[Stored entries]
"""

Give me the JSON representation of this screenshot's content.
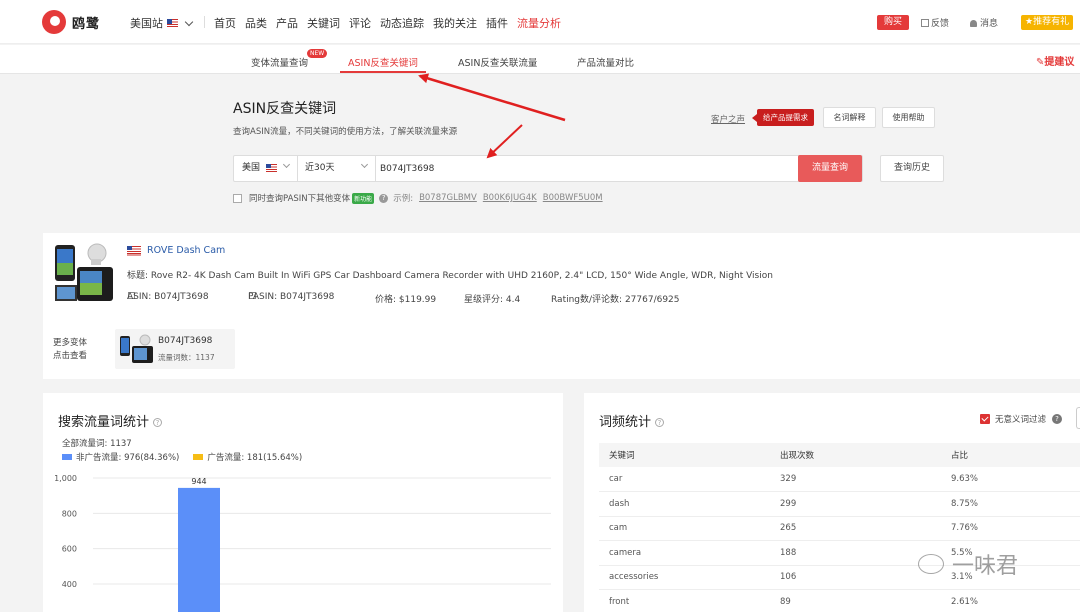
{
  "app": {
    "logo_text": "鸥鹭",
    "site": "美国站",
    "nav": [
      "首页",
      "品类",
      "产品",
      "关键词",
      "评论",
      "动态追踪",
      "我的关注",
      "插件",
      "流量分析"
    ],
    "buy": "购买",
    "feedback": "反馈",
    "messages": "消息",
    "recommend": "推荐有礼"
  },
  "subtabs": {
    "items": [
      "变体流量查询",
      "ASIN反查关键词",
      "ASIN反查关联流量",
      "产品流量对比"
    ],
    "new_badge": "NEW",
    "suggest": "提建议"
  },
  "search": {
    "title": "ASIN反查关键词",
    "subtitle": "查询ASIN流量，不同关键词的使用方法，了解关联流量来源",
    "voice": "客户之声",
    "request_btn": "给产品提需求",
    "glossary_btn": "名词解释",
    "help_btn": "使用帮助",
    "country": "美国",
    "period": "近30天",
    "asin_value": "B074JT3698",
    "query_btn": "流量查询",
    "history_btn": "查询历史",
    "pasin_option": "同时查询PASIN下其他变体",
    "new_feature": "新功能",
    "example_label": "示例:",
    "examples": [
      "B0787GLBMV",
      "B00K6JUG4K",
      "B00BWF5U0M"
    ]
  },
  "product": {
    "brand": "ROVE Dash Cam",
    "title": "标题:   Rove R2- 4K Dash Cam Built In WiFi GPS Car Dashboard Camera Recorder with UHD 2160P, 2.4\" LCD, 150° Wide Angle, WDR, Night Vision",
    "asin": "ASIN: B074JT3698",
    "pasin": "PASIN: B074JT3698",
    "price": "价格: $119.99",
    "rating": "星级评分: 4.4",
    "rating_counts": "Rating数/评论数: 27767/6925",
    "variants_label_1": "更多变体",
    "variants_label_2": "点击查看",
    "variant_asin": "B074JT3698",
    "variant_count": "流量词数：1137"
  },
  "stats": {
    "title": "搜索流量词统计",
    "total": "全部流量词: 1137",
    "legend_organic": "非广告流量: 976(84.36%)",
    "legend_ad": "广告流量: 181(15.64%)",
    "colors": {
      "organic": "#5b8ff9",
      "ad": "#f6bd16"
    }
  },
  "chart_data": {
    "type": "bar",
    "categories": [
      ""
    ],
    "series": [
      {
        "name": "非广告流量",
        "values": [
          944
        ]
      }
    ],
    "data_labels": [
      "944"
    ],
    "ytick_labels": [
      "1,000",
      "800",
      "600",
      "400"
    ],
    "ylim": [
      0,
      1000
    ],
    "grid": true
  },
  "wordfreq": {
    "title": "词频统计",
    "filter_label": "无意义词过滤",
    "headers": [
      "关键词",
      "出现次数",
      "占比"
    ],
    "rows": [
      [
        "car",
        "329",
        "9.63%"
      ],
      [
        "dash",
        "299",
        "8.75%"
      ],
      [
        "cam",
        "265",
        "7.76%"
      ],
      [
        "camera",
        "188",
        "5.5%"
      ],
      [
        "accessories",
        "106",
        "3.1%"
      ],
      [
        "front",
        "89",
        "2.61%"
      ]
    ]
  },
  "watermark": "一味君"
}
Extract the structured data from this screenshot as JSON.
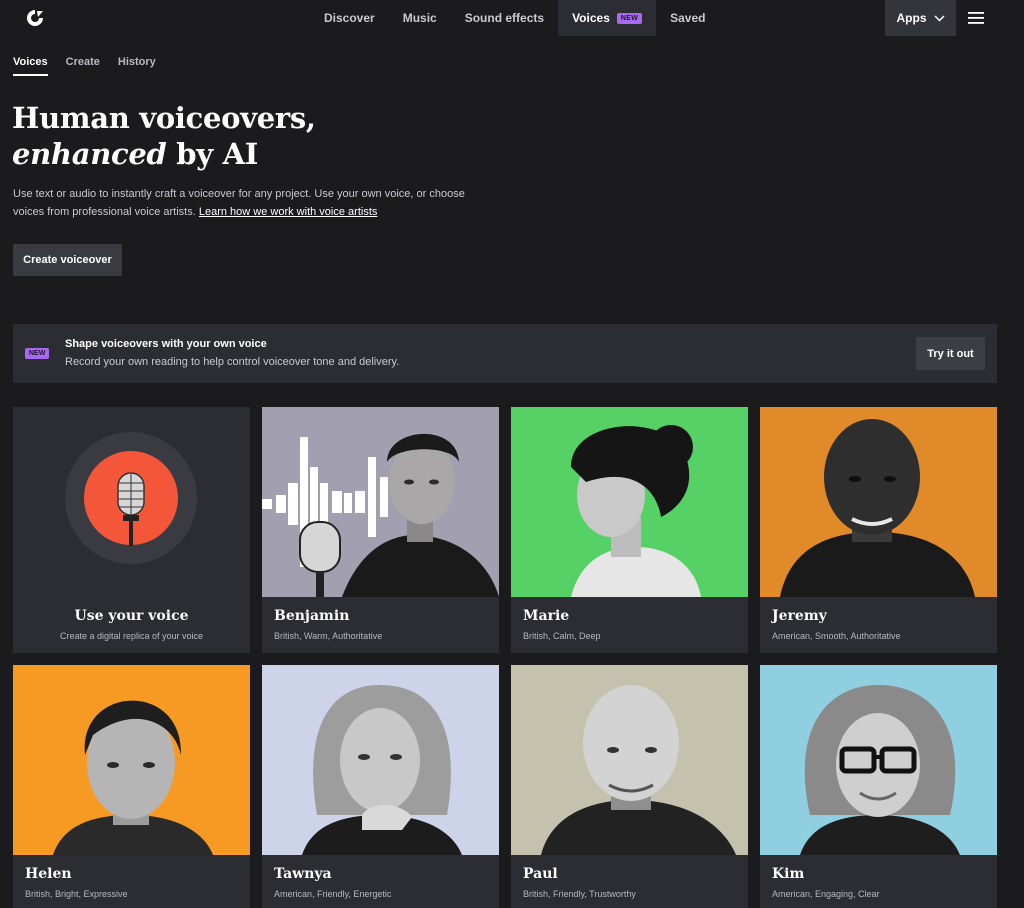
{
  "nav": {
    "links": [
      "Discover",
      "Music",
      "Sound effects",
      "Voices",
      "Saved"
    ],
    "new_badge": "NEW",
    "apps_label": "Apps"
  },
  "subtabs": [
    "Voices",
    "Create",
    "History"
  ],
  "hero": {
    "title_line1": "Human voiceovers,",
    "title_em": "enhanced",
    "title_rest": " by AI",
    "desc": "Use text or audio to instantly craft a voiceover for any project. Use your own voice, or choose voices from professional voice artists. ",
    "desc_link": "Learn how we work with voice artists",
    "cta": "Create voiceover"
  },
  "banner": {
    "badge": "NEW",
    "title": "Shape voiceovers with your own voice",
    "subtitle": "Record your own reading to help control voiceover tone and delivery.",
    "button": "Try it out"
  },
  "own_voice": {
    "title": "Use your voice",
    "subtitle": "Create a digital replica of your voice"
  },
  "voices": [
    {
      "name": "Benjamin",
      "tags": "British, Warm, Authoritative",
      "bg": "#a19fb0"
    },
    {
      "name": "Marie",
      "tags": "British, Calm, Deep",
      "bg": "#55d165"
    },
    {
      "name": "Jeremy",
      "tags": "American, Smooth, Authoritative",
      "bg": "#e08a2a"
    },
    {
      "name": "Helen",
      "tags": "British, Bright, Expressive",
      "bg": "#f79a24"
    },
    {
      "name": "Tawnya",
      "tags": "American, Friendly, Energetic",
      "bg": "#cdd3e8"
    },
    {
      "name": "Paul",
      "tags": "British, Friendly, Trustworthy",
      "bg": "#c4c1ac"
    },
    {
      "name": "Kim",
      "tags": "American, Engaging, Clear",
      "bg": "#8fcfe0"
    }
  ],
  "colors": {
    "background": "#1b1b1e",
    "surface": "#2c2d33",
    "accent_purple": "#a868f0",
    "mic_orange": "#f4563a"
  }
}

"""

[Short task]: Give the number of lines in the records that contain the string "from", and nothing besides.

[The response]: 2